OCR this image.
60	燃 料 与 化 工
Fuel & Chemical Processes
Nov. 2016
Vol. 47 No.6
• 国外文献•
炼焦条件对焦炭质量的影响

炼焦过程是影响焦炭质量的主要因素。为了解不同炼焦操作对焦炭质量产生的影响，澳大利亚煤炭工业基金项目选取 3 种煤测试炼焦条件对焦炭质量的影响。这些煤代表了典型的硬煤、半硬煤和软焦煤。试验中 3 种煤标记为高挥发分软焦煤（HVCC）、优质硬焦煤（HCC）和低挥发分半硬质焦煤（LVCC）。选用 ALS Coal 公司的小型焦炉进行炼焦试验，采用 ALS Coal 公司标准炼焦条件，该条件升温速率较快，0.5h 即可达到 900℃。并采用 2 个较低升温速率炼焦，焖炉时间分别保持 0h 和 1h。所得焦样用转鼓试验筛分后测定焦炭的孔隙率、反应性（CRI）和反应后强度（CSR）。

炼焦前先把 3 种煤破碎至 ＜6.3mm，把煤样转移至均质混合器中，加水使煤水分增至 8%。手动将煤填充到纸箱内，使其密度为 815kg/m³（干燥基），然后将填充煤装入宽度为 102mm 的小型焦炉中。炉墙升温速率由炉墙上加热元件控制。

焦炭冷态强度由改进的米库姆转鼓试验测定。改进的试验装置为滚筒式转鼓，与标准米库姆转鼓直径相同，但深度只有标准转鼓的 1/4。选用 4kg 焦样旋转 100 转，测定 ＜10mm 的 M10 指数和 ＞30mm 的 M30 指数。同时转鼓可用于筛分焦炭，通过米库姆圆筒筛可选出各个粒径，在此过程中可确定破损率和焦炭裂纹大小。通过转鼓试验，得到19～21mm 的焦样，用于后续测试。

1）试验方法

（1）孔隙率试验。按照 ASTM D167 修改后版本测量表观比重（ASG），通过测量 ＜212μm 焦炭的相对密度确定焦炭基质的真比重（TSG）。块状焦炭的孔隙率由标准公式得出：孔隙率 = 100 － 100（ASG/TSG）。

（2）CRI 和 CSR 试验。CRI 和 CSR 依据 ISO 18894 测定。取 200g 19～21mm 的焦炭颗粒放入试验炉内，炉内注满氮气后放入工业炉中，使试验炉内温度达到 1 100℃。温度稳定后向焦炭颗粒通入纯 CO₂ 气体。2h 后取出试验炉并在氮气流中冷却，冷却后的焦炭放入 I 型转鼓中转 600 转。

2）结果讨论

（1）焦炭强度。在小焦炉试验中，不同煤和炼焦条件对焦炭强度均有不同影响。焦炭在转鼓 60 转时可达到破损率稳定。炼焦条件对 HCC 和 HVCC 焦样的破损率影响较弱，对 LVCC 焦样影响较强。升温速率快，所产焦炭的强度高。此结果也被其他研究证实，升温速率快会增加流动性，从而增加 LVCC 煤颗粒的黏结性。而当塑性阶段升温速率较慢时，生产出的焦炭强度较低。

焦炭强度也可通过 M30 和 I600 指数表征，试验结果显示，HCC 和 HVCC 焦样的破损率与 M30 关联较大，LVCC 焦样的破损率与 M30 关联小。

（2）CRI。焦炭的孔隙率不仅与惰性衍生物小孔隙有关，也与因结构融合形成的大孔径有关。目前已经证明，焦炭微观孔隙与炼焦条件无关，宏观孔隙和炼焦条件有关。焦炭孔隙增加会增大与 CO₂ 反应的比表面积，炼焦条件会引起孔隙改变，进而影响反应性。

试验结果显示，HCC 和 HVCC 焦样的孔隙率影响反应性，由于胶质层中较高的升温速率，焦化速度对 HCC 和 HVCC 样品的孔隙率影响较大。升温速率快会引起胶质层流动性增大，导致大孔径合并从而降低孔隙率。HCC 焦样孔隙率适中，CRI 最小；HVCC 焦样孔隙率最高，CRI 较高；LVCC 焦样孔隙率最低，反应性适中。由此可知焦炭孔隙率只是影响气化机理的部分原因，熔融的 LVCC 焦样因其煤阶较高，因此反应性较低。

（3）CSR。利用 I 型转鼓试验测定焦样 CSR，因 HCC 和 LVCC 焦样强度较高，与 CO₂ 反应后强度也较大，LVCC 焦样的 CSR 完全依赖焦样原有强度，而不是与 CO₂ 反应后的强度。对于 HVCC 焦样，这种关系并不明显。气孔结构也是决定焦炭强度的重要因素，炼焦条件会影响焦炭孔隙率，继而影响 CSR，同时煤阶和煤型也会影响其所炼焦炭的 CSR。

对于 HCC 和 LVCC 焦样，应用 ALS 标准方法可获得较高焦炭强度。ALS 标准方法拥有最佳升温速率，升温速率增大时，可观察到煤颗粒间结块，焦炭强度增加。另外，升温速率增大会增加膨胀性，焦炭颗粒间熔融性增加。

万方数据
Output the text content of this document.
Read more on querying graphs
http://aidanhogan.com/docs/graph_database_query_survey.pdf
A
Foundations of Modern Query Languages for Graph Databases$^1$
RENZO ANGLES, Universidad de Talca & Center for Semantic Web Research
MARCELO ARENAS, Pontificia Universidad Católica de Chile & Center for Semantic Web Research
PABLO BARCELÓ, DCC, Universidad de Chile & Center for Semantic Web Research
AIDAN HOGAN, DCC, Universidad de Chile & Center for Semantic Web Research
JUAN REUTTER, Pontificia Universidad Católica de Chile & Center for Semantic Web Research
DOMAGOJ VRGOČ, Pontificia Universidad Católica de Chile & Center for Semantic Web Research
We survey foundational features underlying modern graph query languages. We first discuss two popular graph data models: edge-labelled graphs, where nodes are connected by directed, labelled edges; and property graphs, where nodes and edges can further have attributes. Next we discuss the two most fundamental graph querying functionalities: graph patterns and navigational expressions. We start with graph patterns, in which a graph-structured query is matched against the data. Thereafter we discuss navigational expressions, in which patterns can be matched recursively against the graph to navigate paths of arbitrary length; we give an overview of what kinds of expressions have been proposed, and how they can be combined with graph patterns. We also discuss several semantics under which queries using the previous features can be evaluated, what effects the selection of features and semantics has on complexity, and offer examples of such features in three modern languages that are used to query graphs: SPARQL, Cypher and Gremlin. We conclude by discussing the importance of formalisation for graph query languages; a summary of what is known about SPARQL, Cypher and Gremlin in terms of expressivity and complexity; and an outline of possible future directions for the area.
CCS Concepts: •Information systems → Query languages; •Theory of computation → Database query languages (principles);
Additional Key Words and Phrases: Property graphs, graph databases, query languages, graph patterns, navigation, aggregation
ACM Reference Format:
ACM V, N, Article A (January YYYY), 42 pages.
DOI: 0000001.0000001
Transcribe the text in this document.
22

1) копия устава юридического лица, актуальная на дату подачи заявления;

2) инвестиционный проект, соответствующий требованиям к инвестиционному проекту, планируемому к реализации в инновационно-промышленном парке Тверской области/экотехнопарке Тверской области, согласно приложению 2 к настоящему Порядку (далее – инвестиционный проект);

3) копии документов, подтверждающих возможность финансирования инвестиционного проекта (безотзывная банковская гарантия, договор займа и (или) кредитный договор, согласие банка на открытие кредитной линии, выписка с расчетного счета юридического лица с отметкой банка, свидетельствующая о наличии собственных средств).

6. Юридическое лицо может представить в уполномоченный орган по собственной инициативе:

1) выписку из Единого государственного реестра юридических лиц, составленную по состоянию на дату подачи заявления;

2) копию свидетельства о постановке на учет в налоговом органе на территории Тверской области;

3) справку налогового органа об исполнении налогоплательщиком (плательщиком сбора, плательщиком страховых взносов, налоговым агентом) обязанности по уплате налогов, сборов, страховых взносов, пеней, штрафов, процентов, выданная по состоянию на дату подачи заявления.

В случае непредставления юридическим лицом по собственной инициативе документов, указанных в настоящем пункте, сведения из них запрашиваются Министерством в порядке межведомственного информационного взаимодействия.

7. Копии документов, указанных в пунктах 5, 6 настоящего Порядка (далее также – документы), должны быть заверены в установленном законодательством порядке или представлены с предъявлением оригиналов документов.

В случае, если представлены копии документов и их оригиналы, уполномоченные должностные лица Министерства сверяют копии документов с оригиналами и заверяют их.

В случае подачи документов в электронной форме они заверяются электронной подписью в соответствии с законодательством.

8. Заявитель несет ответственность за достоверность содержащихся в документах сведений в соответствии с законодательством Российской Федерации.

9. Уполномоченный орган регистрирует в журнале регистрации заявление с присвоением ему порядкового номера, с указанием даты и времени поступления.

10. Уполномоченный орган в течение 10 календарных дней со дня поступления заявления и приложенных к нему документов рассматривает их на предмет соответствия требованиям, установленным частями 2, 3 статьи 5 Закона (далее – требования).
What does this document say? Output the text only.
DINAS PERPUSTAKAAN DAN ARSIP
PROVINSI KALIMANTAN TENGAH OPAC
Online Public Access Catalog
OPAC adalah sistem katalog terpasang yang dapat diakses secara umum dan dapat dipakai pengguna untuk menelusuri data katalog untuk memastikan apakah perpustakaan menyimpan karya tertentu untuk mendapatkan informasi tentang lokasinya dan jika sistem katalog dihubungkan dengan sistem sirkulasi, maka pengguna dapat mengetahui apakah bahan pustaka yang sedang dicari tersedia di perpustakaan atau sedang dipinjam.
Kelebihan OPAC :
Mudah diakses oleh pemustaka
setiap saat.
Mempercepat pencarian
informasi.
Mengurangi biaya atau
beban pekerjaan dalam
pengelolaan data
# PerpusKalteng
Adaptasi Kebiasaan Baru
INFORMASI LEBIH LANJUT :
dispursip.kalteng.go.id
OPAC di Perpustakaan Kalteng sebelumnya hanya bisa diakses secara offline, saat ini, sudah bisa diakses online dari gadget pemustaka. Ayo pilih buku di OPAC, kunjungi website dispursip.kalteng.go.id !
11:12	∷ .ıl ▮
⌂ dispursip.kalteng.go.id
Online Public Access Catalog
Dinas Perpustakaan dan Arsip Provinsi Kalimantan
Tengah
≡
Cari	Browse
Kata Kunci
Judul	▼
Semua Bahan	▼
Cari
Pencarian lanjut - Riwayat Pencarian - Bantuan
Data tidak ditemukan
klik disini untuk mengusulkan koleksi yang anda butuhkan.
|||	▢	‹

## SET PROBLEM
What is the number of lines in the records that contain "подачи"? Give that number only.

## TASK SOLUTION
4